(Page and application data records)
_____

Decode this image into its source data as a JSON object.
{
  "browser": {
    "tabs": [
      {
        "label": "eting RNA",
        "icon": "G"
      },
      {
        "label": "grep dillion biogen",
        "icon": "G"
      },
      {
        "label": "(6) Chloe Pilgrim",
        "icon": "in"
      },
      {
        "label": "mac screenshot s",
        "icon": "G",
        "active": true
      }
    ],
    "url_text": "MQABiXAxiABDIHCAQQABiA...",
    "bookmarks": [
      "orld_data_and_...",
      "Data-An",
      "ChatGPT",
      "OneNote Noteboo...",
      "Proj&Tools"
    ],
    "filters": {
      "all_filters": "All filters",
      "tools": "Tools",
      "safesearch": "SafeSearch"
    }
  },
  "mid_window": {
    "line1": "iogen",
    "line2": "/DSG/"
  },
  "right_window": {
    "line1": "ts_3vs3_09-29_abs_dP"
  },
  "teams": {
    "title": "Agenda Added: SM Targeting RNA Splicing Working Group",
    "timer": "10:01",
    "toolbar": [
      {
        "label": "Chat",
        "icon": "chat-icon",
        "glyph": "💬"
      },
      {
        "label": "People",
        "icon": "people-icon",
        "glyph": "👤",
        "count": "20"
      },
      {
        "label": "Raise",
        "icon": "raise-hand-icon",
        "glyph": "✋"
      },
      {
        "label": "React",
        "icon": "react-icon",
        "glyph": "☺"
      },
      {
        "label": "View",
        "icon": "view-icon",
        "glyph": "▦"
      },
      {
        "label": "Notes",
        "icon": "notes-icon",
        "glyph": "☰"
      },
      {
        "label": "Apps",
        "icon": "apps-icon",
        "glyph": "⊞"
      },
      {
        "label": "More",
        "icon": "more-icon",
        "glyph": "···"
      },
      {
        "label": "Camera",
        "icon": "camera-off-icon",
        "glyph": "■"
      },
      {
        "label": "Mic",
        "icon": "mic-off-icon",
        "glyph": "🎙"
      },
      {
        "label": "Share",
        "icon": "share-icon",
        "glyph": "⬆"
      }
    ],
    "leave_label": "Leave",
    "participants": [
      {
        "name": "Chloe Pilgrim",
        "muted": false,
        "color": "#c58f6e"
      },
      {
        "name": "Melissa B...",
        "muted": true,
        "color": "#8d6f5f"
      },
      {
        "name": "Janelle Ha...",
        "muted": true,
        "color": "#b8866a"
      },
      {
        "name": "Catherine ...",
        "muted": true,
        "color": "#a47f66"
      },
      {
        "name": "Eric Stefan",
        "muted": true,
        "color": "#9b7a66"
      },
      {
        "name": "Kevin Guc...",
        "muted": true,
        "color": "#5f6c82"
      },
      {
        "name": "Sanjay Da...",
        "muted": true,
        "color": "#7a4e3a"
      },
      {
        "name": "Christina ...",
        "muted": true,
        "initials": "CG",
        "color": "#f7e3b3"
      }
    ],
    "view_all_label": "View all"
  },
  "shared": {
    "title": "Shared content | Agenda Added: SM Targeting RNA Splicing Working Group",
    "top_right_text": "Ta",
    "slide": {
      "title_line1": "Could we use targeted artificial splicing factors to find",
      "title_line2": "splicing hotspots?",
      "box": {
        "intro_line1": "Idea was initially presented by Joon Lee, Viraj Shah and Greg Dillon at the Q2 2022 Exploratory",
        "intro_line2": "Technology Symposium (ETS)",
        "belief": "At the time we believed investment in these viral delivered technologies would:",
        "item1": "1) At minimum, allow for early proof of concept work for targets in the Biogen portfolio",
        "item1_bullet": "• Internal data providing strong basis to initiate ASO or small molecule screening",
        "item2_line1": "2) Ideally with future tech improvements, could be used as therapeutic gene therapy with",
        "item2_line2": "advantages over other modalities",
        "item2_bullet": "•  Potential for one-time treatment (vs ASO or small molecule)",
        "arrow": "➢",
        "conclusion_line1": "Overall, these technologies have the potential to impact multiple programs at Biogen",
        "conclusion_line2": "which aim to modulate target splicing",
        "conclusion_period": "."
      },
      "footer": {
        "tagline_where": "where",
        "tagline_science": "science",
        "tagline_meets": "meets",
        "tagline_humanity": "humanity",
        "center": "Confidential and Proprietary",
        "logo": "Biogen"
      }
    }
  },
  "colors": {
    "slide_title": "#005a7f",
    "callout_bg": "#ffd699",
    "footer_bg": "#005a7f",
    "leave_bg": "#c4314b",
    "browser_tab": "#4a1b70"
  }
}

_____

Look at the entries above. Then set all of them down again exactly.

Decode this image into its source data as a JSON object.
{
  "browser": {
    "tabs": [
      {
        "label": "eting RNA",
        "icon": "G"
      },
      {
        "label": "grep dillion biogen",
        "icon": "G"
      },
      {
        "label": "(6) Chloe Pilgrim",
        "icon": "in"
      },
      {
        "label": "mac screenshot s",
        "icon": "G",
        "active": true
      }
    ],
    "url_text": "MQABiXAxiABDIHCAQQABiA...",
    "bookmarks": [
      "orld_data_and_...",
      "Data-An",
      "ChatGPT",
      "OneNote Noteboo...",
      "Proj&Tools"
    ],
    "filters": {
      "all_filters": "All filters",
      "tools": "Tools",
      "safesearch": "SafeSearch"
    }
  },
  "mid_window": {
    "line1": "iogen",
    "line2": "/DSG/"
  },
  "right_window": {
    "line1": "ts_3vs3_09-29_abs_dP"
  },
  "teams": {
    "title": "Agenda Added: SM Targeting RNA Splicing Working Group",
    "timer": "10:01",
    "toolbar": [
      {
        "label": "Chat",
        "icon": "chat-icon",
        "glyph": "💬"
      },
      {
        "label": "People",
        "icon": "people-icon",
        "glyph": "👤",
        "count": "20"
      },
      {
        "label": "Raise",
        "icon": "raise-hand-icon",
        "glyph": "✋"
      },
      {
        "label": "React",
        "icon": "react-icon",
        "glyph": "☺"
      },
      {
        "label": "View",
        "icon": "view-icon",
        "glyph": "▦"
      },
      {
        "label": "Notes",
        "icon": "notes-icon",
        "glyph": "☰"
      },
      {
        "label": "Apps",
        "icon": "apps-icon",
        "glyph": "⊞"
      },
      {
        "label": "More",
        "icon": "more-icon",
        "glyph": "···"
      },
      {
        "label": "Camera",
        "icon": "camera-off-icon",
        "glyph": "■"
      },
      {
        "label": "Mic",
        "icon": "mic-off-icon",
        "glyph": "🎙"
      },
      {
        "label": "Share",
        "icon": "share-icon",
        "glyph": "⬆"
      }
    ],
    "leave_label": "Leave",
    "participants": [
      {
        "name": "Chloe Pilgrim",
        "muted": false,
        "color": "#c58f6e"
      },
      {
        "name": "Melissa B...",
        "muted": true,
        "color": "#8d6f5f"
      },
      {
        "name": "Janelle Ha...",
        "muted": true,
        "color": "#b8866a"
      },
      {
        "name": "Catherine ...",
        "muted": true,
        "color": "#a47f66"
      },
      {
        "name": "Eric Stefan",
        "muted": true,
        "color": "#9b7a66"
      },
      {
        "name": "Kevin Guc...",
        "muted": true,
        "color": "#5f6c82"
      },
      {
        "name": "Sanjay Da...",
        "muted": true,
        "color": "#7a4e3a"
      },
      {
        "name": "Christina ...",
        "muted": true,
        "initials": "CG",
        "color": "#f7e3b3"
      }
    ],
    "view_all_label": "View all"
  },
  "shared": {
    "title": "Shared content | Agenda Added: SM Targeting RNA Splicing Working Group",
    "top_right_text": "Ta",
    "slide": {
      "title_line1": "Could we use targeted artificial splicing factors to find",
      "title_line2": "splicing hotspots?",
      "box": {
        "intro_line1": "Idea was initially presented by Joon Lee, Viraj Shah and Greg Dillon at the Q2 2022 Exploratory",
        "intro_line2": "Technology Symposium (ETS)",
        "belief": "At the time we believed investment in these viral delivered technologies would:",
        "item1": "1) At minimum, allow for early proof of concept work for targets in the Biogen portfolio",
        "item1_bullet": "• Internal data providing strong basis to initiate ASO or small molecule screening",
        "item2_line1": "2) Ideally with future tech improvements, could be used as therapeutic gene therapy with",
        "item2_line2": "advantages over other modalities",
        "item2_bullet": "•  Potential for one-time treatment (vs ASO or small molecule)",
        "arrow": "➢",
        "conclusion_line1": "Overall, these technologies have the potential to impact multiple programs at Biogen",
        "conclusion_line2": "which aim to modulate target splicing",
        "conclusion_period": "."
      },
      "footer": {
        "tagline_where": "where",
        "tagline_science": "science",
        "tagline_meets": "meets",
        "tagline_humanity": "humanity",
        "center": "Confidential and Proprietary",
        "logo": "Biogen"
      }
    }
  },
  "colors": {
    "slide_title": "#005a7f",
    "callout_bg": "#ffd699",
    "footer_bg": "#005a7f",
    "leave_bg": "#c4314b",
    "browser_tab": "#4a1b70"
  }
}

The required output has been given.